§ **What to work on**:
Go through the data below and gather each line containing "MACDIARMID".

# START OF Records shown

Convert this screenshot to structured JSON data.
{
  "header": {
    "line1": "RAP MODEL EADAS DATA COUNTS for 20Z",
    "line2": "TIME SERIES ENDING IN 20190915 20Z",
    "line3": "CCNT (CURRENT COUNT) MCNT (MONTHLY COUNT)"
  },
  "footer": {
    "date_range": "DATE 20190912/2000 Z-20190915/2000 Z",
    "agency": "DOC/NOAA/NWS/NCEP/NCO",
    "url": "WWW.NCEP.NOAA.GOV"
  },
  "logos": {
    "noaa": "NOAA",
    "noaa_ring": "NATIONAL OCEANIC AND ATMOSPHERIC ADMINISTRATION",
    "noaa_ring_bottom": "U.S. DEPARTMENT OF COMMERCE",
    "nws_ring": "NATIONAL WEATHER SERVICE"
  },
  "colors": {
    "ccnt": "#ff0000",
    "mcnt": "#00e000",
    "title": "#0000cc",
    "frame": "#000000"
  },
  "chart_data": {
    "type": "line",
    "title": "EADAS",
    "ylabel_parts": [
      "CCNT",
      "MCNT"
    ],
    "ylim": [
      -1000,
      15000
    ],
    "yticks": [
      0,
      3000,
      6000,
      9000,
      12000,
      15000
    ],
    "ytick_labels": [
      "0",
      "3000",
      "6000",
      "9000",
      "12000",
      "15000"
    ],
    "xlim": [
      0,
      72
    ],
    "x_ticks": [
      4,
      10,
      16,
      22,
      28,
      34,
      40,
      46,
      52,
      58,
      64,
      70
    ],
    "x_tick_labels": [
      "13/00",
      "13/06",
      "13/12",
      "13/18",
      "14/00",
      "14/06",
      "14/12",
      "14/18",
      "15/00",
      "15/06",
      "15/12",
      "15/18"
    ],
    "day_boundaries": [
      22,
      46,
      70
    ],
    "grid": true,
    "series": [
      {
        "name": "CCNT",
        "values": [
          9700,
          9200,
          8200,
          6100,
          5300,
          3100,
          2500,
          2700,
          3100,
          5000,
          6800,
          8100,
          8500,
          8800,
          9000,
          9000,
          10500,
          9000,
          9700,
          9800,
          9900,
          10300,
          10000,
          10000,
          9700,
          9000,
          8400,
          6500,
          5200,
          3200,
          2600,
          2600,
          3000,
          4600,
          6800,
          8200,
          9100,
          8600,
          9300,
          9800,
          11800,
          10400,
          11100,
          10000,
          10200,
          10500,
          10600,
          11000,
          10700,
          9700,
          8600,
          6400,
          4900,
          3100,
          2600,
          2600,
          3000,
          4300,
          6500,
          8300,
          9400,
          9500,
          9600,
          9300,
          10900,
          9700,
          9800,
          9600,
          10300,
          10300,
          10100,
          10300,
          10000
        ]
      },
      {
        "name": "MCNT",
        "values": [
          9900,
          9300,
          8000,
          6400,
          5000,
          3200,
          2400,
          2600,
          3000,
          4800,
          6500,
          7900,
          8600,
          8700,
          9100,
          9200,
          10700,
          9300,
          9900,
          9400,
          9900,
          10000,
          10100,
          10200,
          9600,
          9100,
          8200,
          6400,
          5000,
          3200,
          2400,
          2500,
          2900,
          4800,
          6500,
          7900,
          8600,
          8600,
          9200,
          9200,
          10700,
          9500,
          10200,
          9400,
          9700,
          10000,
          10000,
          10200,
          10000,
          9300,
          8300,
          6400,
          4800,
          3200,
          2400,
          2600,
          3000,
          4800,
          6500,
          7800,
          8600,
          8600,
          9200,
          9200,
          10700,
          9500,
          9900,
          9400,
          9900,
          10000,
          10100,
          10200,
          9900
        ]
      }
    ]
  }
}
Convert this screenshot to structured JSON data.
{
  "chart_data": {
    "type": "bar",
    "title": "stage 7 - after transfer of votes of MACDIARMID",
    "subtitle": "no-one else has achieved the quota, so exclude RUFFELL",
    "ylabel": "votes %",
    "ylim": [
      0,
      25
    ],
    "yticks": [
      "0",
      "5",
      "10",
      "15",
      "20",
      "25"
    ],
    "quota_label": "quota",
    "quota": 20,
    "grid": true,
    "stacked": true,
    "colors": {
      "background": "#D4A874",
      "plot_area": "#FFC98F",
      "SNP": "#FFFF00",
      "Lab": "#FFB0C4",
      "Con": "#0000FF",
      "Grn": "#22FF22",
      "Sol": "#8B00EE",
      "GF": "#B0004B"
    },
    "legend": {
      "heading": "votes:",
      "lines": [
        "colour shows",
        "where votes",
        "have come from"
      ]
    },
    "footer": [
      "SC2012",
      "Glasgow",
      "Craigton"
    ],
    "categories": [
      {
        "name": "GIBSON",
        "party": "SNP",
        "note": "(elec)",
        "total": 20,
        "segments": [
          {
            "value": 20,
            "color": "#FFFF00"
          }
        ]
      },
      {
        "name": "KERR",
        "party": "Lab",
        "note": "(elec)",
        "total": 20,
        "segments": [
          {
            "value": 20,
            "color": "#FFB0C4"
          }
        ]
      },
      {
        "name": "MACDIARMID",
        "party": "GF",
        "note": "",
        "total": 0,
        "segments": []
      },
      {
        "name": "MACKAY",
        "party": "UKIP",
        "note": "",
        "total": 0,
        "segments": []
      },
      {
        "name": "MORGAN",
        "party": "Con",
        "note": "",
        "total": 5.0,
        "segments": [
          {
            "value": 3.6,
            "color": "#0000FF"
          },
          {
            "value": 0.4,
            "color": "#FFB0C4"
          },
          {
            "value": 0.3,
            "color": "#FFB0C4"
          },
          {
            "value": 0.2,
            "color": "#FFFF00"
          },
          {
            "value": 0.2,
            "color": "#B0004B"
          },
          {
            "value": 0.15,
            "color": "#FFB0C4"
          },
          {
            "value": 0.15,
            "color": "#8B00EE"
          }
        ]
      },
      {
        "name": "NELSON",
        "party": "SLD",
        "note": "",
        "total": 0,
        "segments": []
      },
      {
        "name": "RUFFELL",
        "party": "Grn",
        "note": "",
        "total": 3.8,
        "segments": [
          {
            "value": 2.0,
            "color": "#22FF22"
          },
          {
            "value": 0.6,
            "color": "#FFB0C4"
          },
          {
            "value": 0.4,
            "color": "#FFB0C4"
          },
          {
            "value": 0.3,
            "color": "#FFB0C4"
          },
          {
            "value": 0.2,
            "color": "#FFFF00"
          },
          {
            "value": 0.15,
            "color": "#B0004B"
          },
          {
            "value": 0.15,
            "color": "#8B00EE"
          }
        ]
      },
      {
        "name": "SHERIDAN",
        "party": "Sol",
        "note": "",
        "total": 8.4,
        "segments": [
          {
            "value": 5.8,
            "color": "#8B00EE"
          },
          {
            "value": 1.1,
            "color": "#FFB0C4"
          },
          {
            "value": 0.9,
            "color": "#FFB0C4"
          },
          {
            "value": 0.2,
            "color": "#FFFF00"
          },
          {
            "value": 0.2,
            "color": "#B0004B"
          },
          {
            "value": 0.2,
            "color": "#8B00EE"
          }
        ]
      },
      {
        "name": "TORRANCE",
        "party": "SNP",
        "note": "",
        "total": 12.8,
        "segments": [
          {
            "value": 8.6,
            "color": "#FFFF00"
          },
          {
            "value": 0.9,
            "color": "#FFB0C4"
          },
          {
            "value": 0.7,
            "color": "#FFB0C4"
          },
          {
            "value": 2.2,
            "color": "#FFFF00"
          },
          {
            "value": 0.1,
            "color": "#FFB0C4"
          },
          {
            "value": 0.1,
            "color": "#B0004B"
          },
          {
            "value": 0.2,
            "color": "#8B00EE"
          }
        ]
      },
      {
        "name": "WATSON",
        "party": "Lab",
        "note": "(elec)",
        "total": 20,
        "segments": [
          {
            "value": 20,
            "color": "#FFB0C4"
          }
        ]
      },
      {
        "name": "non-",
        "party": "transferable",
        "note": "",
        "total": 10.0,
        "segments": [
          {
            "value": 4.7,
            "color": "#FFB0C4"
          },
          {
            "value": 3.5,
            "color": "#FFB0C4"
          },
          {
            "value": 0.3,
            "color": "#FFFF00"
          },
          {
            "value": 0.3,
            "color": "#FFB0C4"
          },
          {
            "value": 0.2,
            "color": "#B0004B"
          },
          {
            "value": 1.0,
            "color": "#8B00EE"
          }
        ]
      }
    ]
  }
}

# END OF Records shown

§ **The answer**:
    "title": "stage 7 - after transfer of votes of MACDIARMID",
        "name": "MACDIARMID",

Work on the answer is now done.